▸ Data rows

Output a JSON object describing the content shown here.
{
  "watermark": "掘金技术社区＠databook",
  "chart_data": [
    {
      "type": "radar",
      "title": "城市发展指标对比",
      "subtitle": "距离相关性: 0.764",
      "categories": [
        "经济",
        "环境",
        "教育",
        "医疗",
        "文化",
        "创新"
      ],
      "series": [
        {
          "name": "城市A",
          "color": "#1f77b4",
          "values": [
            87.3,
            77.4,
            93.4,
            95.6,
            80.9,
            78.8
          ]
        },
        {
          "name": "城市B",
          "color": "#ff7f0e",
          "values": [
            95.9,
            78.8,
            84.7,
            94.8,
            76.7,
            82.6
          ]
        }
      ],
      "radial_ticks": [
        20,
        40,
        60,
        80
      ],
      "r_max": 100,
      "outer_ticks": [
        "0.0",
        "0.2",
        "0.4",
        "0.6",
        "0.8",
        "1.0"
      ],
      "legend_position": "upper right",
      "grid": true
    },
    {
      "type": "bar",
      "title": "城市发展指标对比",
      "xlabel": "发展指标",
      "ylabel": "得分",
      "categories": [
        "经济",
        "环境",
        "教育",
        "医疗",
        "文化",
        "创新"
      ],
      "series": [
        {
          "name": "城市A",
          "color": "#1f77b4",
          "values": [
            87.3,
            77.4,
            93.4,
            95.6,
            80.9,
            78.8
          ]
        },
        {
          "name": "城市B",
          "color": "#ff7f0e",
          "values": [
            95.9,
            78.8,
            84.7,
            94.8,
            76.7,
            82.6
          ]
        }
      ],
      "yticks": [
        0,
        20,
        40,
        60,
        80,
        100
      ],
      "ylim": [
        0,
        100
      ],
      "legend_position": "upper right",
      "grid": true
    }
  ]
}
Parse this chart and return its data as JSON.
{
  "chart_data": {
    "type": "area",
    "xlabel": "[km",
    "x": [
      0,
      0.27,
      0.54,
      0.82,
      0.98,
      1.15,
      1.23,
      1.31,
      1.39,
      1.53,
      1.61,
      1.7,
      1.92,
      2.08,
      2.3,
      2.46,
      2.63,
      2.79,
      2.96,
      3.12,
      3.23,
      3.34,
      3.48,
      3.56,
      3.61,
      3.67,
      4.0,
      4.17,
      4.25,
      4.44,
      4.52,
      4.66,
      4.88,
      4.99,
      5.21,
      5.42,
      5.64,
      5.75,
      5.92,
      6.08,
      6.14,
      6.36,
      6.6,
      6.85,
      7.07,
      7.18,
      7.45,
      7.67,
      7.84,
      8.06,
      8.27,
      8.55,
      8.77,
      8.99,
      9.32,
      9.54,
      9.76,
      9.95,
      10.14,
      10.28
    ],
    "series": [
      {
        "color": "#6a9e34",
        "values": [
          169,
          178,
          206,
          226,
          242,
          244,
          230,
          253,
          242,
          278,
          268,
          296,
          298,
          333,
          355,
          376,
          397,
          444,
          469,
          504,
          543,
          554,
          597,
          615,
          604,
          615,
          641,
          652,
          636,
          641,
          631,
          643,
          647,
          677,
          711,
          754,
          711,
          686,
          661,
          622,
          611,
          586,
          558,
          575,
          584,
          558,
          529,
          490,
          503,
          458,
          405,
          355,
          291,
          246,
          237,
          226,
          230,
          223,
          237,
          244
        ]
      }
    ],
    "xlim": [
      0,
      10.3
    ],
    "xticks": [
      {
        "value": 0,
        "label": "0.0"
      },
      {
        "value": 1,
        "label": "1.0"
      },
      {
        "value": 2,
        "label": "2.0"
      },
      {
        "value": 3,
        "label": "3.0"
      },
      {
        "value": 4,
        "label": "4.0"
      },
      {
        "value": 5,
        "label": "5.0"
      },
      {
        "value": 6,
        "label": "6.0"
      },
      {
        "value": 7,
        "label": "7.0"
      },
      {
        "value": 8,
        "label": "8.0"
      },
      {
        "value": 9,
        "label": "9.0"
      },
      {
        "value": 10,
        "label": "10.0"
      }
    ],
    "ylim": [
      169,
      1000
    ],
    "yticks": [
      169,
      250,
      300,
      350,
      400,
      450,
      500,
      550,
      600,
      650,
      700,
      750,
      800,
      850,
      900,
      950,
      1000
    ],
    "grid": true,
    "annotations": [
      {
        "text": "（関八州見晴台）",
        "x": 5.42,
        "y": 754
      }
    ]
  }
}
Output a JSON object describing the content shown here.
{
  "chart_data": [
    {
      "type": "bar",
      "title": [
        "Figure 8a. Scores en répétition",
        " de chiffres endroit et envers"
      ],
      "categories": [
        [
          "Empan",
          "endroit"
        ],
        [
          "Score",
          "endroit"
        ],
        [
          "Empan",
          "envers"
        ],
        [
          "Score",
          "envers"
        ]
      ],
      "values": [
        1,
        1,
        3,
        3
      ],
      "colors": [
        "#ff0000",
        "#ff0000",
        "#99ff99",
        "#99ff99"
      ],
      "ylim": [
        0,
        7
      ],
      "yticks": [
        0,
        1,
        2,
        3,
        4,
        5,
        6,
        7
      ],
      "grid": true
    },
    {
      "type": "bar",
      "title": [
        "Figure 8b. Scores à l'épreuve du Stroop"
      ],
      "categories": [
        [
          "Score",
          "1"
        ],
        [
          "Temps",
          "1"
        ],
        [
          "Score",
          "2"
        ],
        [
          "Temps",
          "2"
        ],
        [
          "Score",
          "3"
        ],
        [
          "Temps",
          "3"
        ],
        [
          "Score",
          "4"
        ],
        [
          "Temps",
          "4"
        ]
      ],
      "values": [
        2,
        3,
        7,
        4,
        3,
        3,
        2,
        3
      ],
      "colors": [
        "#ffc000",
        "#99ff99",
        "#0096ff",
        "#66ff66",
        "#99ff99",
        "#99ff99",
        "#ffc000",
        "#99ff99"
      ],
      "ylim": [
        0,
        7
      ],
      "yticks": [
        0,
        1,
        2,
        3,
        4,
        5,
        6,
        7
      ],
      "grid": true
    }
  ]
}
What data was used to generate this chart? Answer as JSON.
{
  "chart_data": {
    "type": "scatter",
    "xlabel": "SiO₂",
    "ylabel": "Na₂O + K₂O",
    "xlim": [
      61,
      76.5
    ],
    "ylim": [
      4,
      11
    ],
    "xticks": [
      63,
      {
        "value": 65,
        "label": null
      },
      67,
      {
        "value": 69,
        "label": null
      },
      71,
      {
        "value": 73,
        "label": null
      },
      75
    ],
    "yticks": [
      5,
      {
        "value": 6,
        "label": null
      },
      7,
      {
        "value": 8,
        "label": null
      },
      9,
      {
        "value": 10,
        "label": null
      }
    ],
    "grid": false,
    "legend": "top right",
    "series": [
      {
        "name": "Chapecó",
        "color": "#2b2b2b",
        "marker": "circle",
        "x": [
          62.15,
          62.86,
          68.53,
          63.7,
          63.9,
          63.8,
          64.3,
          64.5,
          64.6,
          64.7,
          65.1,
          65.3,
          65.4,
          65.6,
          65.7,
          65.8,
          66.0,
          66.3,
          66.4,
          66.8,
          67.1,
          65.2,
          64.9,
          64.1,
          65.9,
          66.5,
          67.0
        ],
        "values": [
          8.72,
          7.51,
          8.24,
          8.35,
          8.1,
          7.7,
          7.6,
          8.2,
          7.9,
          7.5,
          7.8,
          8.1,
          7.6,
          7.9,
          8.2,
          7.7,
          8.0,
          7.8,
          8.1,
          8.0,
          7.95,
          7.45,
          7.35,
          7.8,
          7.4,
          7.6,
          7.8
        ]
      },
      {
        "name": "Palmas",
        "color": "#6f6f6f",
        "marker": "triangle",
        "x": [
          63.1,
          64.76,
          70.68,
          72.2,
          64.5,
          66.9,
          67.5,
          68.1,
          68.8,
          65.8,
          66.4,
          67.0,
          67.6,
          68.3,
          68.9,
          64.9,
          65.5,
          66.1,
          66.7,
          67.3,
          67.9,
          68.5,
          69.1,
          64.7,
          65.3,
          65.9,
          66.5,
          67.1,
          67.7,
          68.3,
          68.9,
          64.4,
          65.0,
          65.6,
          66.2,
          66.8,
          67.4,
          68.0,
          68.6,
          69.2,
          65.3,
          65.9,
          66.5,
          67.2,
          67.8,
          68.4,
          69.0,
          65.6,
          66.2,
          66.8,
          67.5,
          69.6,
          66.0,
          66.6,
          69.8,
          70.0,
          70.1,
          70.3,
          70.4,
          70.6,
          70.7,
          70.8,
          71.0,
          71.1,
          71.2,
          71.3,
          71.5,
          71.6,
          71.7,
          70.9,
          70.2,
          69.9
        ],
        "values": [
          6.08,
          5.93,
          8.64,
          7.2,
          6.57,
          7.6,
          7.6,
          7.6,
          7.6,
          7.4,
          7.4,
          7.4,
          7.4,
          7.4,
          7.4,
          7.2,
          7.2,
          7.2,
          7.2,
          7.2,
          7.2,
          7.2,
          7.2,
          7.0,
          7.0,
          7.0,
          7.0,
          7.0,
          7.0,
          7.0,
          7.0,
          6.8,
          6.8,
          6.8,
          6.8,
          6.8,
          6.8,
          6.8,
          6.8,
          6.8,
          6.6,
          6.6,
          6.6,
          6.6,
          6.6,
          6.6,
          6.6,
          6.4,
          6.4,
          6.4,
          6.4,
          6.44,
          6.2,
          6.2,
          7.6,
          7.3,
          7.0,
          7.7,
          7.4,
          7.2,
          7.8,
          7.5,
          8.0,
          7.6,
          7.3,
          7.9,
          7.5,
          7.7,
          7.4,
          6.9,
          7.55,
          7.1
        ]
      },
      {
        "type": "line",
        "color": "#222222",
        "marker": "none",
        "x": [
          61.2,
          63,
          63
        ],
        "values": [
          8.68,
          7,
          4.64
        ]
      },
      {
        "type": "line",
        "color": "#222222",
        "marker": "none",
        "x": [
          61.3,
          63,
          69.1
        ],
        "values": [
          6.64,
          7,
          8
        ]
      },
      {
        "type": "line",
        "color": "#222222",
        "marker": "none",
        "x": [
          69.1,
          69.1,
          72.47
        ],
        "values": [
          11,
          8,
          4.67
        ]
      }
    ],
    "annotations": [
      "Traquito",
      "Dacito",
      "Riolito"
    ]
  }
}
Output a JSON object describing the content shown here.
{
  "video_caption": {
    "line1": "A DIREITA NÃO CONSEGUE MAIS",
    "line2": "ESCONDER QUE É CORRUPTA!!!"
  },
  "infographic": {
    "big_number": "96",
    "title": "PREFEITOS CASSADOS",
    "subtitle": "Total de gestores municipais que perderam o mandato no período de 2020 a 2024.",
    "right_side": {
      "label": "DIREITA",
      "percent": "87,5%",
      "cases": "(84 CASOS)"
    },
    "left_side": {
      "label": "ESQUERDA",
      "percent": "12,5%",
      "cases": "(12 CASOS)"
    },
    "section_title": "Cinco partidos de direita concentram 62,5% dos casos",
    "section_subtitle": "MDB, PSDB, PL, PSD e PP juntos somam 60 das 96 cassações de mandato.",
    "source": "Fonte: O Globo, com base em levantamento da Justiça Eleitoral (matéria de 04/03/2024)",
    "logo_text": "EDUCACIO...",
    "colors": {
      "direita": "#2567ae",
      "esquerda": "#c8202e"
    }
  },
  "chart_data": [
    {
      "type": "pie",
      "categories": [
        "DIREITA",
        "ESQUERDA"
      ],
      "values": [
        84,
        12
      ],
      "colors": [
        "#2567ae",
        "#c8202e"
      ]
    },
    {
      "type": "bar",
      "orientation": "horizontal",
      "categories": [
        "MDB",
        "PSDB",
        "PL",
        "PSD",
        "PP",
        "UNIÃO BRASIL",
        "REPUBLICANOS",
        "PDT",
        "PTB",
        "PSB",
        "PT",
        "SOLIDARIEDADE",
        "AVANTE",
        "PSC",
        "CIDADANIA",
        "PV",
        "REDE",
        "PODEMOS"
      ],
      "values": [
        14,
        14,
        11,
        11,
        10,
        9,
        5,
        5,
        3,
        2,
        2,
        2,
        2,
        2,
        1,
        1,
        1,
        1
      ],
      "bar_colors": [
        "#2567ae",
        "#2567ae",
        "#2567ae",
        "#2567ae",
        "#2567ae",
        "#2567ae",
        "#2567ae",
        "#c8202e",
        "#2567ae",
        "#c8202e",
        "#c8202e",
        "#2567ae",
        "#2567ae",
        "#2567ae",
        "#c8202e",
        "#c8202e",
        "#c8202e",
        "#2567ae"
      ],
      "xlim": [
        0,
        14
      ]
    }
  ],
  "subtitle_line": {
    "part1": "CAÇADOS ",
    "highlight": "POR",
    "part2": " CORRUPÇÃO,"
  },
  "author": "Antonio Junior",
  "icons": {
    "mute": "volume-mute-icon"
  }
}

▸ What the task asks
From the listing above, copy every line that holds the string "Figure".

▸ Exercise response
        "Figure 8a. Scores en répétition",
        "Figure 8b. Scores à l'épreuve du Stroop"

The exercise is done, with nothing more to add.